(Figure record extracts)
BEGIN
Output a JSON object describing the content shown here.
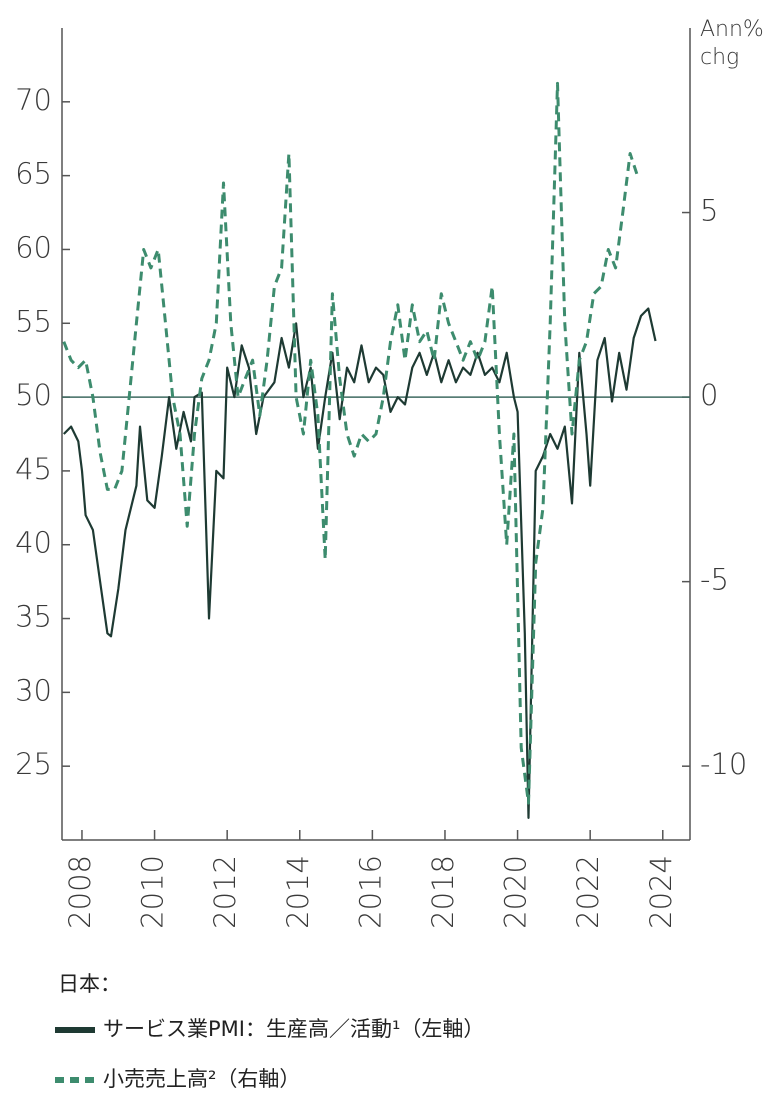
{
  "chart_data": {
    "type": "line",
    "y2_label_lines": [
      "Ann%",
      "chg"
    ],
    "legend_title": "日本：",
    "xlim": [
      2007.45,
      2024.75
    ],
    "xticks": [
      2008,
      2010,
      2012,
      2014,
      2016,
      2018,
      2020,
      2022,
      2024
    ],
    "ylim": [
      20,
      75
    ],
    "yticks": [
      25,
      30,
      35,
      40,
      45,
      50,
      55,
      60,
      65,
      70
    ],
    "y2lim": [
      -12,
      10
    ],
    "y2ticks": [
      -10,
      -5,
      0,
      5
    ],
    "reference_line": 50,
    "series": [
      {
        "name": "サービス業PMI：生産高／活動¹（左軸）",
        "color": "#1e3a33",
        "dashed": false,
        "x": [
          2007.5,
          2007.7,
          2007.9,
          2008.0,
          2008.1,
          2008.3,
          2008.5,
          2008.7,
          2008.8,
          2009.0,
          2009.2,
          2009.5,
          2009.6,
          2009.8,
          2010.0,
          2010.2,
          2010.4,
          2010.6,
          2010.8,
          2011.0,
          2011.1,
          2011.3,
          2011.5,
          2011.7,
          2011.9,
          2012.0,
          2012.2,
          2012.4,
          2012.6,
          2012.8,
          2013.0,
          2013.3,
          2013.5,
          2013.7,
          2013.9,
          2014.1,
          2014.3,
          2014.5,
          2014.7,
          2014.9,
          2015.1,
          2015.3,
          2015.5,
          2015.7,
          2015.9,
          2016.1,
          2016.3,
          2016.5,
          2016.7,
          2016.9,
          2017.1,
          2017.3,
          2017.5,
          2017.7,
          2017.9,
          2018.1,
          2018.3,
          2018.5,
          2018.7,
          2018.9,
          2019.1,
          2019.3,
          2019.5,
          2019.7,
          2019.9,
          2020.0,
          2020.2,
          2020.3,
          2020.5,
          2020.7,
          2020.9,
          2021.1,
          2021.3,
          2021.5,
          2021.7,
          2021.9,
          2022.0,
          2022.2,
          2022.4,
          2022.6,
          2022.8,
          2023.0,
          2023.2,
          2023.4,
          2023.6,
          2023.8
        ],
        "values": [
          47.5,
          48,
          47,
          45,
          42,
          41,
          37.5,
          34,
          33.8,
          37,
          41,
          44,
          48,
          43,
          42.5,
          46,
          50,
          46.5,
          49,
          47,
          50,
          50.3,
          35,
          45,
          44.5,
          52,
          50,
          53.5,
          52,
          47.5,
          50,
          51,
          54,
          52,
          55,
          50,
          52,
          46.5,
          50,
          53,
          48.5,
          52,
          51,
          53.5,
          51,
          52,
          51.5,
          49,
          50,
          49.5,
          52,
          53,
          51.5,
          53,
          51,
          52.5,
          51,
          52,
          51.5,
          53,
          51.5,
          52,
          51,
          53,
          50,
          49,
          34,
          21.5,
          45,
          46,
          47.5,
          46.5,
          48,
          42.8,
          53,
          47.5,
          44,
          52.5,
          54,
          49.7,
          53,
          50.5,
          54,
          55.5,
          56,
          53.8
        ]
      },
      {
        "name": "小売売上高²（右軸）",
        "color": "#3d8c6e",
        "dashed": true,
        "axis": "y2",
        "x": [
          2007.5,
          2007.7,
          2007.9,
          2008.1,
          2008.3,
          2008.5,
          2008.7,
          2008.9,
          2009.1,
          2009.3,
          2009.5,
          2009.7,
          2009.9,
          2010.1,
          2010.3,
          2010.5,
          2010.7,
          2010.9,
          2011.1,
          2011.3,
          2011.5,
          2011.7,
          2011.9,
          2012.1,
          2012.3,
          2012.5,
          2012.7,
          2012.9,
          2013.1,
          2013.3,
          2013.5,
          2013.7,
          2013.9,
          2014.1,
          2014.3,
          2014.5,
          2014.7,
          2014.9,
          2015.1,
          2015.3,
          2015.5,
          2015.7,
          2015.9,
          2016.1,
          2016.3,
          2016.5,
          2016.7,
          2016.9,
          2017.1,
          2017.3,
          2017.5,
          2017.7,
          2017.9,
          2018.1,
          2018.3,
          2018.5,
          2018.7,
          2018.9,
          2019.1,
          2019.3,
          2019.5,
          2019.7,
          2019.9,
          2020.1,
          2020.3,
          2020.5,
          2020.7,
          2020.9,
          2021.1,
          2021.3,
          2021.5,
          2021.7,
          2021.9,
          2022.1,
          2022.3,
          2022.5,
          2022.7,
          2022.9,
          2023.1,
          2023.3
        ],
        "values": [
          1.5,
          1,
          0.8,
          1,
          0,
          -1.5,
          -2.5,
          -2.5,
          -2,
          0,
          2,
          4,
          3.5,
          4,
          2,
          0,
          -1,
          -3.5,
          -1,
          0.5,
          1,
          2,
          5.8,
          2,
          0,
          0.5,
          1,
          -0.5,
          1,
          3,
          3.5,
          6.6,
          0,
          -1,
          1,
          -0.5,
          -4.4,
          2.8,
          0.5,
          -1,
          -1.6,
          -1,
          -1.2,
          -1,
          0,
          1.5,
          2.5,
          1,
          2.5,
          1.5,
          1.8,
          1,
          2.8,
          2,
          1.5,
          1,
          1.5,
          1,
          1.5,
          3,
          -1,
          -4,
          -1,
          -9.5,
          -11,
          -4.5,
          -3,
          2,
          8.5,
          2,
          -1,
          1,
          1.5,
          2.8,
          3,
          4,
          3.5,
          5,
          6.6,
          6
        ]
      }
    ]
  }
}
END
Your answer should be a single number: the count of lines in the entries that contain the word "name".

## Finished answer
2